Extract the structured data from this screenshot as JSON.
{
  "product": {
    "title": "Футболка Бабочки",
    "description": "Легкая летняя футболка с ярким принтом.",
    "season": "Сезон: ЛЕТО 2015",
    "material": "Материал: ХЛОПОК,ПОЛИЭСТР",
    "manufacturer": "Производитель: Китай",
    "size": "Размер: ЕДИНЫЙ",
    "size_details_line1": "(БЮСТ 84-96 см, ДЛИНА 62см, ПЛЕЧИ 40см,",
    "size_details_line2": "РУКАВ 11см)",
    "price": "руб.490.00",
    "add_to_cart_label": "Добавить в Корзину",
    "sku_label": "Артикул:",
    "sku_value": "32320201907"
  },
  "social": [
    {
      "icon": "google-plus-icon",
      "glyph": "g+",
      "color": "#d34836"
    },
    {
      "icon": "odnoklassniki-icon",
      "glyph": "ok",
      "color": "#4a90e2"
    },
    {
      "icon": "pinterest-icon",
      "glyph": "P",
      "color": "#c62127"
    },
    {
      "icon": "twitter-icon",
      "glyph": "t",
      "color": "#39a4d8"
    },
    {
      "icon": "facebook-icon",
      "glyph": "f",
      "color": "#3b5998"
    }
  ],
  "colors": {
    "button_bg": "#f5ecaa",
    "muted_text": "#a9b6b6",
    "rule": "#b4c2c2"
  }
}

■ WHAT IS EXPECTED ■
From the records above, extract every line exactly as it stands.

■ THE RESULT ■
Extract the structured data from this screenshot as JSON.
{
  "product": {
    "title": "Футболка Бабочки",
    "description": "Легкая летняя футболка с ярким принтом.",
    "season": "Сезон: ЛЕТО 2015",
    "material": "Материал: ХЛОПОК,ПОЛИЭСТР",
    "manufacturer": "Производитель: Китай",
    "size": "Размер: ЕДИНЫЙ",
    "size_details_line1": "(БЮСТ 84-96 см, ДЛИНА 62см, ПЛЕЧИ 40см,",
    "size_details_line2": "РУКАВ 11см)",
    "price": "руб.490.00",
    "add_to_cart_label": "Добавить в Корзину",
    "sku_label": "Артикул:",
    "sku_value": "32320201907"
  },
  "social": [
    {
      "icon": "google-plus-icon",
      "glyph": "g+",
      "color": "#d34836"
    },
    {
      "icon": "odnoklassniki-icon",
      "glyph": "ok",
      "color": "#4a90e2"
    },
    {
      "icon": "pinterest-icon",
      "glyph": "P",
      "color": "#c62127"
    },
    {
      "icon": "twitter-icon",
      "glyph": "t",
      "color": "#39a4d8"
    },
    {
      "icon": "facebook-icon",
      "glyph": "f",
      "color": "#3b5998"
    }
  ],
  "colors": {
    "button_bg": "#f5ecaa",
    "muted_text": "#a9b6b6",
    "rule": "#b4c2c2"
  }
}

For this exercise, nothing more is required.